PROVIDED ENTRIES:
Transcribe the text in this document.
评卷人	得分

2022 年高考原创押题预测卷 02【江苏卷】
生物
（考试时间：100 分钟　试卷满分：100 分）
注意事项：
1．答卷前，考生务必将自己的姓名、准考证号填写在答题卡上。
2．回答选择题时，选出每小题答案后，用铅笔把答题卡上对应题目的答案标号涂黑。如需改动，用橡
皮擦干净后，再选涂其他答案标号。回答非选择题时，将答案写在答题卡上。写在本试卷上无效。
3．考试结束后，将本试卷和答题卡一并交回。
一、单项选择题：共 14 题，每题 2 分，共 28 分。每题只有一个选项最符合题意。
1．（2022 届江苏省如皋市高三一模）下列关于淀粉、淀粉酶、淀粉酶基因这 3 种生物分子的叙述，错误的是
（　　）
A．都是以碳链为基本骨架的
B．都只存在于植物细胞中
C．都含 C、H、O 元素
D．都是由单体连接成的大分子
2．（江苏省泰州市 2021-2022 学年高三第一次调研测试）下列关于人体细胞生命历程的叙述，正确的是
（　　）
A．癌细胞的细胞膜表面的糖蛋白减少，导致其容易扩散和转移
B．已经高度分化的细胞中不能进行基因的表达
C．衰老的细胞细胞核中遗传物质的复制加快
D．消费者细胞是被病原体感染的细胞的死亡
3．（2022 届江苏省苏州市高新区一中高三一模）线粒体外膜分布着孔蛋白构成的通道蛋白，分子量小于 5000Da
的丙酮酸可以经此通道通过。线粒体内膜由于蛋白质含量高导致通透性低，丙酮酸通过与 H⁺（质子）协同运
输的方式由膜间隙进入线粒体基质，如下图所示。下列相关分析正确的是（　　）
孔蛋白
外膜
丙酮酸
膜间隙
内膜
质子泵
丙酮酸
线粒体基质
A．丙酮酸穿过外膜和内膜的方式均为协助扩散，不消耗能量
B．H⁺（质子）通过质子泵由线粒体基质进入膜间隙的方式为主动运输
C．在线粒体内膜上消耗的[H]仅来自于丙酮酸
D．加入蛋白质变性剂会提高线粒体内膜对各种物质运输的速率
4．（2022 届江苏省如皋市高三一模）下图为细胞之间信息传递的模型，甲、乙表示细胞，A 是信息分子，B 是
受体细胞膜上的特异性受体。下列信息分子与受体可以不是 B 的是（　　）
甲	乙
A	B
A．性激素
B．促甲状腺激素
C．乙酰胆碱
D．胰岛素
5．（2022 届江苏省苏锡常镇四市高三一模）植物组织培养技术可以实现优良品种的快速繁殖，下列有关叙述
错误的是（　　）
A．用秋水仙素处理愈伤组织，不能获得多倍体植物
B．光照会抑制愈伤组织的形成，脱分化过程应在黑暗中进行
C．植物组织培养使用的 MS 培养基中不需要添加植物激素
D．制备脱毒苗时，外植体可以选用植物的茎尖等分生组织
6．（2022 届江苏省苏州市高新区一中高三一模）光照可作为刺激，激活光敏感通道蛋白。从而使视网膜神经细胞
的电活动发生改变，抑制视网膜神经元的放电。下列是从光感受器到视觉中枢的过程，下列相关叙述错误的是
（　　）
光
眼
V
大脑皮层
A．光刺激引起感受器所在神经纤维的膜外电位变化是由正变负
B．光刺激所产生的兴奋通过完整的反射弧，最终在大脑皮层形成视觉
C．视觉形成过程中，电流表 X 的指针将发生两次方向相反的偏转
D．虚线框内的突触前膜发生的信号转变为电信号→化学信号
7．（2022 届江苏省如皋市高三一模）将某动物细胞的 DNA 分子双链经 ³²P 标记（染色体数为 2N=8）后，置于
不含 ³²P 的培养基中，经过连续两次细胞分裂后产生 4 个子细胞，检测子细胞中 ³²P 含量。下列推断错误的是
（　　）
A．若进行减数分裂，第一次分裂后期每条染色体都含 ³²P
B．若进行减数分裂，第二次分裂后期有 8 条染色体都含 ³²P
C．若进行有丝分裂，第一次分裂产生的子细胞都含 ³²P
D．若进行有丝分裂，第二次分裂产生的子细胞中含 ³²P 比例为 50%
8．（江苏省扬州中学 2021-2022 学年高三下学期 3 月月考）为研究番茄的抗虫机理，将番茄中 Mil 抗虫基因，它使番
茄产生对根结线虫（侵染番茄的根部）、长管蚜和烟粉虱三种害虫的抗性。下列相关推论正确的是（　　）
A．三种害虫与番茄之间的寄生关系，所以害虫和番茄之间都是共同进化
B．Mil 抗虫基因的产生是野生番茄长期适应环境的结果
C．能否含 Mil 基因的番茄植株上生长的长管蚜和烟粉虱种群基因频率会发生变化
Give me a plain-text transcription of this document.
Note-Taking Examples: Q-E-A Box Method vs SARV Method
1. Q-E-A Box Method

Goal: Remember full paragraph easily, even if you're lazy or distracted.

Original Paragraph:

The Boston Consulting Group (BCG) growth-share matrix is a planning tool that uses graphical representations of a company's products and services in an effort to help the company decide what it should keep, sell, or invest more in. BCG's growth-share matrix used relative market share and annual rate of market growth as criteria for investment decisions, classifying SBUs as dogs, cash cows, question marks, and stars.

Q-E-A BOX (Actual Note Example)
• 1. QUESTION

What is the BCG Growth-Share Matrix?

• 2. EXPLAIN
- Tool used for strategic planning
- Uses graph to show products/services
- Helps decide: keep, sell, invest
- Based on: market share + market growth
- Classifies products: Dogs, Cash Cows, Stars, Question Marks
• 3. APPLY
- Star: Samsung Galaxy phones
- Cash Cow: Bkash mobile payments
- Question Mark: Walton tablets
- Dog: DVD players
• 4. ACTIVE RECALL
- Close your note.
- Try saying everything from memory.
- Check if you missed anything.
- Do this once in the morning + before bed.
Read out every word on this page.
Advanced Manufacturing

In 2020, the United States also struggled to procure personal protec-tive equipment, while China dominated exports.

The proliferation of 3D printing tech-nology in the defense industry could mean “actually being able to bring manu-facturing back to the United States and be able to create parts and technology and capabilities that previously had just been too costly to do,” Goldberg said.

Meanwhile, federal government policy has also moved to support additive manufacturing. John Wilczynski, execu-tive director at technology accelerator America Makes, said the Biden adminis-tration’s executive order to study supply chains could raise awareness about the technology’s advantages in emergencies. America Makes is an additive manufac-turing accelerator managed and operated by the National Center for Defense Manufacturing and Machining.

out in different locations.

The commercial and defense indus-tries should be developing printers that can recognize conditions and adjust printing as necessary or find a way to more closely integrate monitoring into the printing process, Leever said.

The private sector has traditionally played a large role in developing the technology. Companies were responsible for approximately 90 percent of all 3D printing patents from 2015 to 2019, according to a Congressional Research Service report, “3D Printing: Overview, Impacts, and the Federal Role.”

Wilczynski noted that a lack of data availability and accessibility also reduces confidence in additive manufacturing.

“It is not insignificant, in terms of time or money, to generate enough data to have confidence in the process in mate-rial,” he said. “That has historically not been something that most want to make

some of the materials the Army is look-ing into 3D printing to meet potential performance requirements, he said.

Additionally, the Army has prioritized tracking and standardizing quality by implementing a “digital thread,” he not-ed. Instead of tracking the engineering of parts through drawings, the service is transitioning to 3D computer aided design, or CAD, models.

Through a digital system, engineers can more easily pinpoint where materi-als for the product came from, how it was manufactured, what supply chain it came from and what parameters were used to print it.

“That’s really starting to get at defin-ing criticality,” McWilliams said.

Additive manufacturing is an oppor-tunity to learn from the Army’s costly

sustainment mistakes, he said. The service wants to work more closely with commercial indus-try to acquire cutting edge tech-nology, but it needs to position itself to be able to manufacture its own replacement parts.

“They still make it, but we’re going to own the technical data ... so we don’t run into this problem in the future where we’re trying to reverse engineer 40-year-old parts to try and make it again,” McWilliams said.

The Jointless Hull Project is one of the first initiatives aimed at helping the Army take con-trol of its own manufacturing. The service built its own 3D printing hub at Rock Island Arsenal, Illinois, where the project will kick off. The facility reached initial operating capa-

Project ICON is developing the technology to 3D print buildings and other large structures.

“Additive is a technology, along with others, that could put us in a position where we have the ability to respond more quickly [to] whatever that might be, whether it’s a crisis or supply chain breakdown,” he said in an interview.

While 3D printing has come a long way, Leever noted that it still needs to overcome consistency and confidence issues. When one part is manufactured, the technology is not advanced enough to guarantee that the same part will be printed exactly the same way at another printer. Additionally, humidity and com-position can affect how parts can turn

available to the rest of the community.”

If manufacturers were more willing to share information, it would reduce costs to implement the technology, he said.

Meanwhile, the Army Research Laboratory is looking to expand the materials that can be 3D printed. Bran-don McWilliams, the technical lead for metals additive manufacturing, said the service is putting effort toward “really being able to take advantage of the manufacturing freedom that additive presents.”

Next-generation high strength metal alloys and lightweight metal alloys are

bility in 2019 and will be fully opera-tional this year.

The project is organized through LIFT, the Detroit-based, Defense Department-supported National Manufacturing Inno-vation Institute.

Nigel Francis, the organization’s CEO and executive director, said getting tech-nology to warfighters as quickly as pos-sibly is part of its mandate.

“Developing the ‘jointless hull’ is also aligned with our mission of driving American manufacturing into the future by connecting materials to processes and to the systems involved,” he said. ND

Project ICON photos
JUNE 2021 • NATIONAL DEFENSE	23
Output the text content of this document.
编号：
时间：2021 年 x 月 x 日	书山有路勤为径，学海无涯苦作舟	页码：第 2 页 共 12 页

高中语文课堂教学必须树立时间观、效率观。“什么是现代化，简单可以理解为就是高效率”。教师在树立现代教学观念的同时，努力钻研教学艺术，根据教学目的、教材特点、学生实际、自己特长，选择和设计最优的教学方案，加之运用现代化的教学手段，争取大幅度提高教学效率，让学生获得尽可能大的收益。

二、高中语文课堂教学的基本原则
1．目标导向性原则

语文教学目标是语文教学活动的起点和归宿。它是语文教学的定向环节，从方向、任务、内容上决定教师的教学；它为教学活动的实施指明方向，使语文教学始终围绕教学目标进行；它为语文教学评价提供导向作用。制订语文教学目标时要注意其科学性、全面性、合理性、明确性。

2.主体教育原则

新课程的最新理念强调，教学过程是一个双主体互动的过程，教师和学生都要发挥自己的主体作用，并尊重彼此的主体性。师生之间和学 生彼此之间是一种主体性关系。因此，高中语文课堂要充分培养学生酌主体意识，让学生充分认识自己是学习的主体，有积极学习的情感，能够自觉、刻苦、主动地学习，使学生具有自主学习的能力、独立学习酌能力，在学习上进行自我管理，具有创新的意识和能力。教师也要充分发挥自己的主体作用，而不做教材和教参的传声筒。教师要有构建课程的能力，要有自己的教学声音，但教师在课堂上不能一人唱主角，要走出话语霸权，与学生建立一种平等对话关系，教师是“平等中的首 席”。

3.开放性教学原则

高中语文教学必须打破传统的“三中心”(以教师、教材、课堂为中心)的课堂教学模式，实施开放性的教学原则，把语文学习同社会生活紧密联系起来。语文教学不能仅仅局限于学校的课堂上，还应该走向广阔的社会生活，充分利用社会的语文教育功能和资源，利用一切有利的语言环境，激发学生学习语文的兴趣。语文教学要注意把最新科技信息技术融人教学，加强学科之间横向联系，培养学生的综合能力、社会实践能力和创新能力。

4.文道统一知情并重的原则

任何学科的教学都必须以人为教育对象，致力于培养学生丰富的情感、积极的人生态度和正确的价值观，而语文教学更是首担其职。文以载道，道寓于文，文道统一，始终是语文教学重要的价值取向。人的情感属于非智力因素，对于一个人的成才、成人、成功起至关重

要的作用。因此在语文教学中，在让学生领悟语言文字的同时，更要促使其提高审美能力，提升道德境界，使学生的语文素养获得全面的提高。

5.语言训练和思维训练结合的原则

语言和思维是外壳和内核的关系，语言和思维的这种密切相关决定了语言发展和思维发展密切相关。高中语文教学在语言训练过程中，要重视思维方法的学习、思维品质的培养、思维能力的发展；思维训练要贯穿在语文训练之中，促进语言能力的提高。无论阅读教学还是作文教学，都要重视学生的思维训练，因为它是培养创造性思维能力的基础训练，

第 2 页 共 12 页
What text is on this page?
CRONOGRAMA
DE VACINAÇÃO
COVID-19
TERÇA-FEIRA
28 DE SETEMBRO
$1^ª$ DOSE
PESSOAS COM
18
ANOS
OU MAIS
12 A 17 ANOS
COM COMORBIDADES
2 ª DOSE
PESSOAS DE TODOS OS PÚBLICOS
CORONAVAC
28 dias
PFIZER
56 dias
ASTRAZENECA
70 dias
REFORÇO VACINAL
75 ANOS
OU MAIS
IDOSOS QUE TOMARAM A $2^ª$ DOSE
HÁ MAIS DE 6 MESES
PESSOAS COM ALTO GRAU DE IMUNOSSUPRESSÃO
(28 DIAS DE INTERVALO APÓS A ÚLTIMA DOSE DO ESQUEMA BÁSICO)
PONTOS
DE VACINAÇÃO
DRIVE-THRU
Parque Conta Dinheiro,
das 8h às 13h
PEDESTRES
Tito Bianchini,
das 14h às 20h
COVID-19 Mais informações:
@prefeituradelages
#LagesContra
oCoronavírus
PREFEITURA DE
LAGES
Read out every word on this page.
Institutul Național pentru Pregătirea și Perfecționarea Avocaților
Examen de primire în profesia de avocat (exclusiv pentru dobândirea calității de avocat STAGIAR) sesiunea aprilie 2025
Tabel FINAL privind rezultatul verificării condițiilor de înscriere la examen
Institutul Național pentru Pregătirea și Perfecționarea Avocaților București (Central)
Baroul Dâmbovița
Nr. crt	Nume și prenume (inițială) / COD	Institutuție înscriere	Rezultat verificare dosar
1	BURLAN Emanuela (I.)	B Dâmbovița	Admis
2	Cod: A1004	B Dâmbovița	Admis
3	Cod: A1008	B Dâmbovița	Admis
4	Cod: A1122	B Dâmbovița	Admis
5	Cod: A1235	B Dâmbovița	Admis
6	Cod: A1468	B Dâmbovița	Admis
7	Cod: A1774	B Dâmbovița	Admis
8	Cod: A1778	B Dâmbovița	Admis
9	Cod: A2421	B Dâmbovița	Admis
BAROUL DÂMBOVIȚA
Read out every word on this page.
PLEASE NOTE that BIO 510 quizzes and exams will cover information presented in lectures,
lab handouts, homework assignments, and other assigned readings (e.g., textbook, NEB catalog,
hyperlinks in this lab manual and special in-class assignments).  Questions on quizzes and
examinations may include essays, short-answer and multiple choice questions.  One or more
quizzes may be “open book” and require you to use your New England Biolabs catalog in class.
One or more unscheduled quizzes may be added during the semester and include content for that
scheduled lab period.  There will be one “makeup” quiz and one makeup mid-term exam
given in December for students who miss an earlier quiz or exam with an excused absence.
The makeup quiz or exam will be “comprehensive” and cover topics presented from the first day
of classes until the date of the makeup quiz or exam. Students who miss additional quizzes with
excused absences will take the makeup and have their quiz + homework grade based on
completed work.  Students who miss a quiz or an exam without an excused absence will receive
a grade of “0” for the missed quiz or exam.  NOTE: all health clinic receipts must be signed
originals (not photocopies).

GIVEN INSTRUCTION: Extract from the material all lines containing the string "homework".

FINISHED TASK:
lab handouts, homework assignments, and other assigned readings (e.g., textbook, NEB catalog,
excused absences will take the makeup and have their quiz + homework grade based on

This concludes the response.